Instructions for the task: Select, from the data, each line where "essence" occurs.
Start Stored data
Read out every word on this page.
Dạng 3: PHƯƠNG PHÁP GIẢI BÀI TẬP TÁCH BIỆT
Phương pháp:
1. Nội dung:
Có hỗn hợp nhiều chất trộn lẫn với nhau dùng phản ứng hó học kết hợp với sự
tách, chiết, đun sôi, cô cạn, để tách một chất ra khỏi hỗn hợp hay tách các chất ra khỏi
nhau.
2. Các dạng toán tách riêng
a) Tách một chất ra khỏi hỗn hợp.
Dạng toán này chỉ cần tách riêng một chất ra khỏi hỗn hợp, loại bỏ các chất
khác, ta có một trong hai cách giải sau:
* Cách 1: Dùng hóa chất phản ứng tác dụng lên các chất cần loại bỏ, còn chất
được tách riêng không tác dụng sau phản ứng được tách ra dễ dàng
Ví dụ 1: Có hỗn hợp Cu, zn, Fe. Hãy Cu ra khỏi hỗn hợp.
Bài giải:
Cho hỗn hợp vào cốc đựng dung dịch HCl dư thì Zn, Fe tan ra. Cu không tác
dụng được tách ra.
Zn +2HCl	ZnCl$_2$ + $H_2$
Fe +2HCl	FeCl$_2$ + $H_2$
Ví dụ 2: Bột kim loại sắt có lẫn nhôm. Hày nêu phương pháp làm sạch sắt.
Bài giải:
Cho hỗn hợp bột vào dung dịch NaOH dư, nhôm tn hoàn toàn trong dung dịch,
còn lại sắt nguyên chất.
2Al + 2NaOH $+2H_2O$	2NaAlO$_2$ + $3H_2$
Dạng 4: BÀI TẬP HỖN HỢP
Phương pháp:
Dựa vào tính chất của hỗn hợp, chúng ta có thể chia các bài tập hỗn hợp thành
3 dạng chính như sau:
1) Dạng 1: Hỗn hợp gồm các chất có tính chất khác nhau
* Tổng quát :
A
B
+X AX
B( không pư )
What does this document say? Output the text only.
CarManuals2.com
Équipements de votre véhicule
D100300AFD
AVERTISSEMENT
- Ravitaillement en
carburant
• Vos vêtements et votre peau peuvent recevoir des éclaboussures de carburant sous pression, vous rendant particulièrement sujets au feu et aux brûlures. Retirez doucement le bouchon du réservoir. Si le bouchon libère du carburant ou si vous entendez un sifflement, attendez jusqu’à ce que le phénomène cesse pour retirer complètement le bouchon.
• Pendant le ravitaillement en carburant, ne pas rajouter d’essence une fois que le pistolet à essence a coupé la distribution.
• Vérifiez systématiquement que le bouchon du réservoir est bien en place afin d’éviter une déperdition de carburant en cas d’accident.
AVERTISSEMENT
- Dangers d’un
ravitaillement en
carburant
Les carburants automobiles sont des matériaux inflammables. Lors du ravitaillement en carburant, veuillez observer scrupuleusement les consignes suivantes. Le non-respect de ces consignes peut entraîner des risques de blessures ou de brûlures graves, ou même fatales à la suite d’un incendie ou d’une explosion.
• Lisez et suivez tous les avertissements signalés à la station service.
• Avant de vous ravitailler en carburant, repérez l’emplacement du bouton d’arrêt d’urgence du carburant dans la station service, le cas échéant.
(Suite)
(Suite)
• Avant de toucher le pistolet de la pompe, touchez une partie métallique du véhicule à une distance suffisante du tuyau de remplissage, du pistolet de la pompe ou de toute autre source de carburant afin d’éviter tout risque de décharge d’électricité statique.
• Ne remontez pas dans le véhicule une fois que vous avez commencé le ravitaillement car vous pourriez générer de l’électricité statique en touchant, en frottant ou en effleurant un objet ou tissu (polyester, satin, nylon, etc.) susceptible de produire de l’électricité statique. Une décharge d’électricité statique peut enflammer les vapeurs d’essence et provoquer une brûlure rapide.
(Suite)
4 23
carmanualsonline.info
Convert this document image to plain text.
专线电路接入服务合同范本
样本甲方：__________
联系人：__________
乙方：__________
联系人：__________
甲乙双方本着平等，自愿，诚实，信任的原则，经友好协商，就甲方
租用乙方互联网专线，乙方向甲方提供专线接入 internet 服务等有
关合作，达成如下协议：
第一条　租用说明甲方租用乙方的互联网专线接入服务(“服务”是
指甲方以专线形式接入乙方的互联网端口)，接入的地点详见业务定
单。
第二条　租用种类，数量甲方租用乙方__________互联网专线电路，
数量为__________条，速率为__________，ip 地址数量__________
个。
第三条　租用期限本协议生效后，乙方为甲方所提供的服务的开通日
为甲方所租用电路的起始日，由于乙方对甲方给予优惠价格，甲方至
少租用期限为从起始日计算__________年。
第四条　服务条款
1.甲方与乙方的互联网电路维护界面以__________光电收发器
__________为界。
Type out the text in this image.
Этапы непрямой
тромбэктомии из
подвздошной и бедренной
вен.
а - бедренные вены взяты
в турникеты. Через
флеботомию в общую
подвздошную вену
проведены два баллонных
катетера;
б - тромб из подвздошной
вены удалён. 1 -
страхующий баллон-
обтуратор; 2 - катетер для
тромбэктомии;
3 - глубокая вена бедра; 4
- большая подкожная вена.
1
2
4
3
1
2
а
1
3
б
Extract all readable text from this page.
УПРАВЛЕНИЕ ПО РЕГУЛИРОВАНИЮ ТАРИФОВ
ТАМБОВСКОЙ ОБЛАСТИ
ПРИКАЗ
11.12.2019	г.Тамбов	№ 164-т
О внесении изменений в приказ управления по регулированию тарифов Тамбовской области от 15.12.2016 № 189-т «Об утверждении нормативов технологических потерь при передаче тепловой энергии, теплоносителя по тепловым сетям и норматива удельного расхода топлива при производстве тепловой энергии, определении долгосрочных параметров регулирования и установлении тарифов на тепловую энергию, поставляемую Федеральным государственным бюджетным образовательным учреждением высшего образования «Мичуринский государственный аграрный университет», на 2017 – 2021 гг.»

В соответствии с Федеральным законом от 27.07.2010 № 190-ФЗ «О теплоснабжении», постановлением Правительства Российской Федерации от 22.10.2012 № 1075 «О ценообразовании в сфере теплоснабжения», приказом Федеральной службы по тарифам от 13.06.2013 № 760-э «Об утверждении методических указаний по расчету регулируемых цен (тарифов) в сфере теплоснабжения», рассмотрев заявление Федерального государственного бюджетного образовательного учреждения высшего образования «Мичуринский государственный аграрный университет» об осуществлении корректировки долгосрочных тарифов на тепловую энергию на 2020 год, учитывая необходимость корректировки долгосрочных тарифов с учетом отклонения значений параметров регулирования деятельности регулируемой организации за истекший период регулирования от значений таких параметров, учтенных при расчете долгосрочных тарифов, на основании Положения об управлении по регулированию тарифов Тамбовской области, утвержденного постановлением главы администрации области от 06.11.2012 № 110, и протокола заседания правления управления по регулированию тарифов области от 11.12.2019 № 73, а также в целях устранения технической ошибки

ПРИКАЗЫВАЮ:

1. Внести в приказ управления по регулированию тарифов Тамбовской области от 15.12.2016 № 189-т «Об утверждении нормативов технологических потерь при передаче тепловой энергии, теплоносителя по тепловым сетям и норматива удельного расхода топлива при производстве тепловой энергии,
End Stored data
Answer to the task:
• Pendant le ravitaillement en carburant, ne pas rajouter d’essence une fois que le pistolet à essence a coupé la distribution.
• Ne remontez pas dans le véhicule une fois que vous avez commencé le ravitaillement car vous pourriez générer de l’électricité statique en touchant, en frottant ou en effleurant un objet ou tissu (polyester, satin, nylon, etc.) susceptible de produire de l’électricité statique. Une décharge d’électricité statique peut enflammer les vapeurs d’essence et provoquer une brûlure rapide.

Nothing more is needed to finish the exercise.